Information shown:

——

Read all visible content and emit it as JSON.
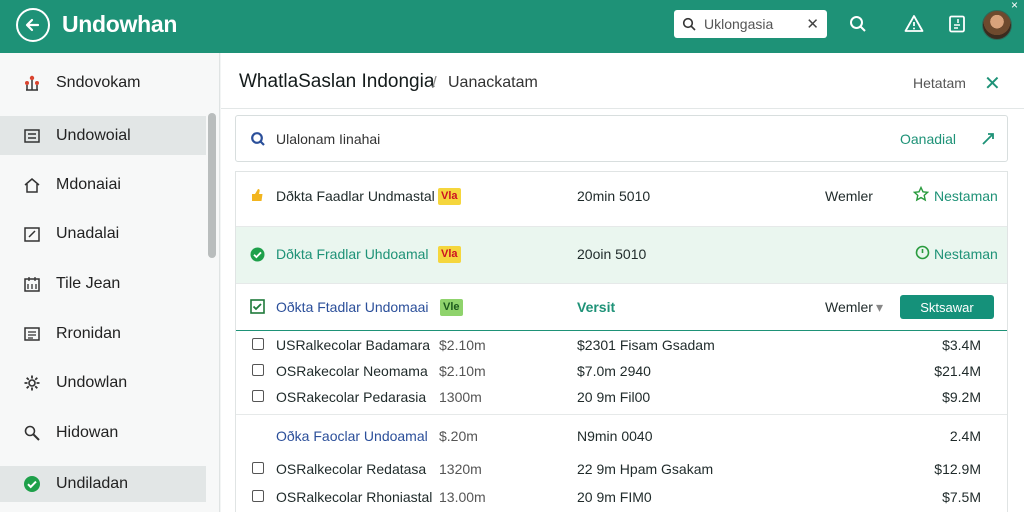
{
  "app": {
    "title": "Undowhan",
    "search_value": "Uklongasia",
    "window_close": "×"
  },
  "colors": {
    "brand": "#1e9277",
    "accent_text": "#1e9277",
    "highlight_row": "#eaf6ef",
    "tag_yellow": "#f5d63d",
    "tag_green": "#8fd36c"
  },
  "header_icons": [
    "back-arrow-icon",
    "search-icon",
    "alert-triangle-icon",
    "document-icon",
    "user-avatar"
  ],
  "sidebar": {
    "items": [
      {
        "label": "Sndovokam",
        "icon": "tree-icon"
      },
      {
        "label": "Undowoial",
        "icon": "list-icon"
      },
      {
        "label": "Mdonaiai",
        "icon": "home-icon"
      },
      {
        "label": "Unadalai",
        "icon": "edit-icon"
      },
      {
        "label": "Tile Jean",
        "icon": "calendar-icon"
      },
      {
        "label": "Rronidan",
        "icon": "table-icon"
      },
      {
        "label": "Undowlan",
        "icon": "gear-icon"
      },
      {
        "label": "Hidowan",
        "icon": "tools-icon"
      },
      {
        "label": "Undiladan",
        "icon": "check-circle-icon"
      }
    ]
  },
  "breadcrumb": {
    "title": "WhatlaSaslan Indongia",
    "separator": "/",
    "current": "Uanackatam",
    "right_text": "Hetatam"
  },
  "filter": {
    "text": "Ulalonam Iinahai",
    "action": "Oanadial"
  },
  "rows": [
    {
      "name": "Dðkta Faadlar Undmastal",
      "tag": "Vla",
      "date": "20min 5010",
      "col4": "Wemler",
      "action": "Nestaman"
    },
    {
      "name": "Dðkta Fradlar Uhdoamal",
      "tag": "Vla",
      "date": "20oin 5010",
      "action": "Nestaman"
    },
    {
      "name": "Oðkta Ftadlar Undomaai",
      "tag": "Vle",
      "date": "Versit",
      "col4": "Wemler",
      "action": "Sktsawar"
    }
  ],
  "sub_rows": [
    {
      "name": "USRalkecolar Badamara",
      "amount": "$2.10m",
      "detail": "$2301 Fisam Gsadam",
      "total": "$3.4M"
    },
    {
      "name": "OSRakecolar Neomama",
      "amount": "$2.10m",
      "detail": "$7.0m 2940",
      "total": "$21.4M"
    },
    {
      "name": "OSRakecolar Pedarasia",
      "amount": "1300m",
      "detail": "20 9m Fil00",
      "total": "$9.2M"
    },
    {
      "name": "Oðka Faoclar Undoamal",
      "amount": "$.20m",
      "detail": "N9min 0040",
      "total": "2.4M"
    },
    {
      "name": "OSRalkecolar Redatasa",
      "amount": "1320m",
      "detail": "22 9m Hpam Gsakam",
      "total": "$12.9M"
    },
    {
      "name": "OSRalkecolar Rhoniastal",
      "amount": "13.00m",
      "detail": "20 9m FIM0",
      "total": "$7.5M"
    }
  ]
}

——

What is required: Leave out the pictures and give the rest of the records again exactly.

Solution to this exercise:
Read all visible content and emit it as JSON.
{
  "app": {
    "title": "Undowhan",
    "search_value": "Uklongasia",
    "window_close": "×"
  },
  "colors": {
    "brand": "#1e9277",
    "accent_text": "#1e9277",
    "highlight_row": "#eaf6ef",
    "tag_yellow": "#f5d63d",
    "tag_green": "#8fd36c"
  },
  "header_icons": [
    "back-arrow-icon",
    "search-icon",
    "alert-triangle-icon",
    "document-icon",
    "user-avatar"
  ],
  "sidebar": {
    "items": [
      {
        "label": "Sndovokam",
        "icon": "tree-icon"
      },
      {
        "label": "Undowoial",
        "icon": "list-icon"
      },
      {
        "label": "Mdonaiai",
        "icon": "home-icon"
      },
      {
        "label": "Unadalai",
        "icon": "edit-icon"
      },
      {
        "label": "Tile Jean",
        "icon": "calendar-icon"
      },
      {
        "label": "Rronidan",
        "icon": "table-icon"
      },
      {
        "label": "Undowlan",
        "icon": "gear-icon"
      },
      {
        "label": "Hidowan",
        "icon": "tools-icon"
      },
      {
        "label": "Undiladan",
        "icon": "check-circle-icon"
      }
    ]
  },
  "breadcrumb": {
    "title": "WhatlaSaslan Indongia",
    "separator": "/",
    "current": "Uanackatam",
    "right_text": "Hetatam"
  },
  "filter": {
    "text": "Ulalonam Iinahai",
    "action": "Oanadial"
  },
  "rows": [
    {
      "name": "Dðkta Faadlar Undmastal",
      "tag": "Vla",
      "date": "20min 5010",
      "col4": "Wemler",
      "action": "Nestaman"
    },
    {
      "name": "Dðkta Fradlar Uhdoamal",
      "tag": "Vla",
      "date": "20oin 5010",
      "action": "Nestaman"
    },
    {
      "name": "Oðkta Ftadlar Undomaai",
      "tag": "Vle",
      "date": "Versit",
      "col4": "Wemler",
      "action": "Sktsawar"
    }
  ],
  "sub_rows": [
    {
      "name": "USRalkecolar Badamara",
      "amount": "$2.10m",
      "detail": "$2301 Fisam Gsadam",
      "total": "$3.4M"
    },
    {
      "name": "OSRakecolar Neomama",
      "amount": "$2.10m",
      "detail": "$7.0m 2940",
      "total": "$21.4M"
    },
    {
      "name": "OSRakecolar Pedarasia",
      "amount": "1300m",
      "detail": "20 9m Fil00",
      "total": "$9.2M"
    },
    {
      "name": "Oðka Faoclar Undoamal",
      "amount": "$.20m",
      "detail": "N9min 0040",
      "total": "2.4M"
    },
    {
      "name": "OSRalkecolar Redatasa",
      "amount": "1320m",
      "detail": "22 9m Hpam Gsakam",
      "total": "$12.9M"
    },
    {
      "name": "OSRalkecolar Rhoniastal",
      "amount": "13.00m",
      "detail": "20 9m FIM0",
      "total": "$7.5M"
    }
  ]
}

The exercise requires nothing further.